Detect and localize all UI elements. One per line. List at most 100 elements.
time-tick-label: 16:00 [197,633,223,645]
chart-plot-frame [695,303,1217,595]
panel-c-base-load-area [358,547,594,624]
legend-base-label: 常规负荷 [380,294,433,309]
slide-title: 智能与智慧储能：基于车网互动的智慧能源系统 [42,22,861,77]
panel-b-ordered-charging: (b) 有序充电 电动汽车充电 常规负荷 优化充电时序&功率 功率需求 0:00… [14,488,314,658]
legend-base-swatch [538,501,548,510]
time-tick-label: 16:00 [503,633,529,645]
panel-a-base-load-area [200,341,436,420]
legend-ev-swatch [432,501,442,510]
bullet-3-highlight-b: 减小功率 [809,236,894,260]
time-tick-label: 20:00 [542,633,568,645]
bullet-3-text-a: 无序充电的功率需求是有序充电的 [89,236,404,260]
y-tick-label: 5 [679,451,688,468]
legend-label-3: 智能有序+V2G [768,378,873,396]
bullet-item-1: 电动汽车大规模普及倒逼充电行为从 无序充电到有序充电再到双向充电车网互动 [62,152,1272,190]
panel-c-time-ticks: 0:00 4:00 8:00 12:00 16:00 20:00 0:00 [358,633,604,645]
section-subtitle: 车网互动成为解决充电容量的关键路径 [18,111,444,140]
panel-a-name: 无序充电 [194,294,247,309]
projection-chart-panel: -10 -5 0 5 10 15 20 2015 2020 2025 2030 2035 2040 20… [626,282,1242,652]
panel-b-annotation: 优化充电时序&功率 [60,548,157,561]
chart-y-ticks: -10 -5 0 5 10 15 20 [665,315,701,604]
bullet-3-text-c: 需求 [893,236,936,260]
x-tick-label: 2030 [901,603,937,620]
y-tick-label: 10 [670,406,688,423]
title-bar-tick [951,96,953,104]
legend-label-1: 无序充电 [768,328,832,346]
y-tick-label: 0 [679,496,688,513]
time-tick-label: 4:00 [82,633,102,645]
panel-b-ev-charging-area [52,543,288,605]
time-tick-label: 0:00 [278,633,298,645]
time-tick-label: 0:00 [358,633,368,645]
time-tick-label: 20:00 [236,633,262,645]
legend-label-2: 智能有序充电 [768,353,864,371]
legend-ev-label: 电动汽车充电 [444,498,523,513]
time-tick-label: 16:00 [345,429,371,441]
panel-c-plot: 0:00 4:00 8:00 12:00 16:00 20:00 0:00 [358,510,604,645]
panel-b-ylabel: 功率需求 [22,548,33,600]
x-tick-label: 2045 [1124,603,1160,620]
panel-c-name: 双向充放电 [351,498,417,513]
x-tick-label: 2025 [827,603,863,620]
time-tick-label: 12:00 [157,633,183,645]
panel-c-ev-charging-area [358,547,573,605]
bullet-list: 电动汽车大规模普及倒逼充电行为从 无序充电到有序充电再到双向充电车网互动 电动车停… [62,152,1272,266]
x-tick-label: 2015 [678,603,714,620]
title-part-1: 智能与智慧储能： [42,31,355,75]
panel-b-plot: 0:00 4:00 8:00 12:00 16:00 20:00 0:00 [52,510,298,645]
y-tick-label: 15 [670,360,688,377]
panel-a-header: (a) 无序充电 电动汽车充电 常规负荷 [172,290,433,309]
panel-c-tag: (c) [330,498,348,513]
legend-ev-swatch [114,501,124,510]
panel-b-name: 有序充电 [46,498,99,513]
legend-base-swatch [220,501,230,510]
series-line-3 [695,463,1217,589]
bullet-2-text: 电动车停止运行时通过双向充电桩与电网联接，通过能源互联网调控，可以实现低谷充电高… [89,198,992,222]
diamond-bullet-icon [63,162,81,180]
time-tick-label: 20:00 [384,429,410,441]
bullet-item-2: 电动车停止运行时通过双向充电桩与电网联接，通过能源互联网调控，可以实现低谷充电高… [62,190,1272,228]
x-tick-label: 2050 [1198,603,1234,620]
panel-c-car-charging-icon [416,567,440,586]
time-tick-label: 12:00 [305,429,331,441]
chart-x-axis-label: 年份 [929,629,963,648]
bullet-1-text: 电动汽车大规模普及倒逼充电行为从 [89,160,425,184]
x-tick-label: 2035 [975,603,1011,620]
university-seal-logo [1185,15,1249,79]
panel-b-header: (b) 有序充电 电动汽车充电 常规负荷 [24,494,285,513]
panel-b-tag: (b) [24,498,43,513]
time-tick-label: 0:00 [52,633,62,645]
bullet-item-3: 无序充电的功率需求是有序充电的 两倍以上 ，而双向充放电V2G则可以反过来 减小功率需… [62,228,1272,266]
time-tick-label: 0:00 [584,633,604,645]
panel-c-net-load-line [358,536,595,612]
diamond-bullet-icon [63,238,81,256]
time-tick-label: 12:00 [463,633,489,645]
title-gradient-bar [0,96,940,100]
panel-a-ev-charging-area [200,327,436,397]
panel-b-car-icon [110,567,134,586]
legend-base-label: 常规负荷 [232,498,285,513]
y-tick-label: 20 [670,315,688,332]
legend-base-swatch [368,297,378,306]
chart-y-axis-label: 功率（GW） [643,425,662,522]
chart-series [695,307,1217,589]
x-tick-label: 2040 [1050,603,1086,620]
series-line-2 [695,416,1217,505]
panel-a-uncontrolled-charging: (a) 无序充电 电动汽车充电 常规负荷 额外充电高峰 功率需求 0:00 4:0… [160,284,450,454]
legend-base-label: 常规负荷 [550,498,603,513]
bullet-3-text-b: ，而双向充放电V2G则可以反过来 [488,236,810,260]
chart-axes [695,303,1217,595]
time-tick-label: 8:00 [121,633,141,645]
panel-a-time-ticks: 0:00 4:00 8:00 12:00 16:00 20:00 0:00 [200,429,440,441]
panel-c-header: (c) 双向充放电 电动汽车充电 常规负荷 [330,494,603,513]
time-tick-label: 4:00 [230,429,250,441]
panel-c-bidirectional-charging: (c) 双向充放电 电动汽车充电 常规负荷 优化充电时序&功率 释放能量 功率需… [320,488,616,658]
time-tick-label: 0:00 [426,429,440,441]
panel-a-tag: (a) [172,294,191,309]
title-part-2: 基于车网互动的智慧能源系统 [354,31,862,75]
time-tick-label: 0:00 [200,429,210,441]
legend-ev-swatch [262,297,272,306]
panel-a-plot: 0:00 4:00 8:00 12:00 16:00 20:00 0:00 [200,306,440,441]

• Task description
Quote the items above in full, line for line, without changing a single character.

• Answer to the task
Detect and localize all UI elements. One per line. List at most 100 elements.
time-tick-label: 16:00 [197,633,223,645]
chart-plot-frame [695,303,1217,595]
panel-c-base-load-area [358,547,594,624]
legend-base-label: 常规负荷 [380,294,433,309]
slide-title: 智能与智慧储能：基于车网互动的智慧能源系统 [42,22,861,77]
panel-b-ordered-charging: (b) 有序充电 电动汽车充电 常规负荷 优化充电时序&功率 功率需求 0:00… [14,488,314,658]
legend-base-swatch [538,501,548,510]
time-tick-label: 16:00 [503,633,529,645]
panel-a-base-load-area [200,341,436,420]
legend-ev-swatch [432,501,442,510]
bullet-3-highlight-b: 减小功率 [809,236,894,260]
time-tick-label: 20:00 [542,633,568,645]
bullet-3-text-a: 无序充电的功率需求是有序充电的 [89,236,404,260]
y-tick-label: 5 [679,451,688,468]
legend-label-3: 智能有序+V2G [768,378,873,396]
bullet-item-1: 电动汽车大规模普及倒逼充电行为从 无序充电到有序充电再到双向充电车网互动 [62,152,1272,190]
panel-c-time-ticks: 0:00 4:00 8:00 12:00 16:00 20:00 0:00 [358,633,604,645]
section-subtitle: 车网互动成为解决充电容量的关键路径 [18,111,444,140]
panel-a-name: 无序充电 [194,294,247,309]
projection-chart-panel: -10 -5 0 5 10 15 20 2015 2020 2025 2030 2035 2040 20… [626,282,1242,652]
panel-b-annotation: 优化充电时序&功率 [60,548,157,561]
chart-y-ticks: -10 -5 0 5 10 15 20 [665,315,701,604]
bullet-3-text-c: 需求 [893,236,936,260]
x-tick-label: 2030 [901,603,937,620]
y-tick-label: 10 [670,406,688,423]
title-bar-tick [951,96,953,104]
legend-label-1: 无序充电 [768,328,832,346]
y-tick-label: 0 [679,496,688,513]
time-tick-label: 4:00 [82,633,102,645]
panel-b-ev-charging-area [52,543,288,605]
time-tick-label: 0:00 [278,633,298,645]
time-tick-label: 0:00 [358,633,368,645]
time-tick-label: 20:00 [236,633,262,645]
legend-label-2: 智能有序充电 [768,353,864,371]
legend-ev-label: 电动汽车充电 [444,498,523,513]
time-tick-label: 16:00 [345,429,371,441]
panel-c-plot: 0:00 4:00 8:00 12:00 16:00 20:00 0:00 [358,510,604,645]
panel-b-ylabel: 功率需求 [22,548,33,600]
x-tick-label: 2045 [1124,603,1160,620]
panel-c-name: 双向充放电 [351,498,417,513]
x-tick-label: 2025 [827,603,863,620]
time-tick-label: 12:00 [157,633,183,645]
panel-c-ev-charging-area [358,547,573,605]
bullet-list: 电动汽车大规模普及倒逼充电行为从 无序充电到有序充电再到双向充电车网互动 电动车停… [62,152,1272,266]
x-tick-label: 2015 [678,603,714,620]
title-part-1: 智能与智慧储能： [42,31,355,75]
panel-b-plot: 0:00 4:00 8:00 12:00 16:00 20:00 0:00 [52,510,298,645]
y-tick-label: 15 [670,360,688,377]
panel-a-header: (a) 无序充电 电动汽车充电 常规负荷 [172,290,433,309]
panel-c-tag: (c) [330,498,348,513]
legend-ev-swatch [114,501,124,510]
panel-b-name: 有序充电 [46,498,99,513]
legend-base-swatch [220,501,230,510]
series-line-3 [695,463,1217,589]
bullet-2-text: 电动车停止运行时通过双向充电桩与电网联接，通过能源互联网调控，可以实现低谷充电高… [89,198,992,222]
diamond-bullet-icon [63,162,81,180]
time-tick-label: 20:00 [384,429,410,441]
bullet-item-2: 电动车停止运行时通过双向充电桩与电网联接，通过能源互联网调控，可以实现低谷充电高… [62,190,1272,228]
x-tick-label: 2050 [1198,603,1234,620]
panel-c-car-charging-icon [416,567,440,586]
time-tick-label: 12:00 [305,429,331,441]
chart-x-axis-label: 年份 [929,629,963,648]
bullet-1-text: 电动汽车大规模普及倒逼充电行为从 [89,160,425,184]
x-tick-label: 2035 [975,603,1011,620]
university-seal-logo [1185,15,1249,79]
panel-b-header: (b) 有序充电 电动汽车充电 常规负荷 [24,494,285,513]
panel-b-tag: (b) [24,498,43,513]
time-tick-label: 0:00 [52,633,62,645]
bullet-item-3: 无序充电的功率需求是有序充电的 两倍以上 ，而双向充放电V2G则可以反过来 减小功率需… [62,228,1272,266]
time-tick-label: 0:00 [584,633,604,645]
panel-c-net-load-line [358,536,595,612]
diamond-bullet-icon [63,238,81,256]
time-tick-label: 12:00 [463,633,489,645]
title-gradient-bar [0,96,940,100]
panel-a-ev-charging-area [200,327,436,397]
panel-b-car-icon [110,567,134,586]
legend-base-label: 常规负荷 [232,498,285,513]
y-tick-label: 20 [670,315,688,332]
legend-base-swatch [368,297,378,306]
chart-y-axis-label: 功率（GW） [643,425,662,522]
chart-series [695,307,1217,589]
x-tick-label: 2040 [1050,603,1086,620]
series-line-2 [695,416,1217,505]
panel-a-uncontrolled-charging: (a) 无序充电 电动汽车充电 常规负荷 额外充电高峰 功率需求 0:00 4:0… [160,284,450,454]
legend-base-label: 常规负荷 [550,498,603,513]
bullet-3-text-b: ，而双向充放电V2G则可以反过来 [488,236,810,260]
chart-axes [695,303,1217,595]
time-tick-label: 8:00 [121,633,141,645]
panel-a-time-ticks: 0:00 4:00 8:00 12:00 16:00 20:00 0:00 [200,429,440,441]
panel-c-header: (c) 双向充放电 电动汽车充电 常规负荷 [330,494,603,513]
time-tick-label: 4:00 [230,429,250,441]
panel-c-bidirectional-charging: (c) 双向充放电 电动汽车充电 常规负荷 优化充电时序&功率 释放能量 功率需… [320,488,616,658]
time-tick-label: 0:00 [426,429,440,441]
panel-a-tag: (a) [172,294,191,309]
title-part-2: 基于车网互动的智慧能源系统 [354,31,862,75]
time-tick-label: 0:00 [200,429,210,441]
legend-ev-swatch [262,297,272,306]
panel-a-plot: 0:00 4:00 8:00 12:00 16:00 20:00 0:00 [200,306,440,441]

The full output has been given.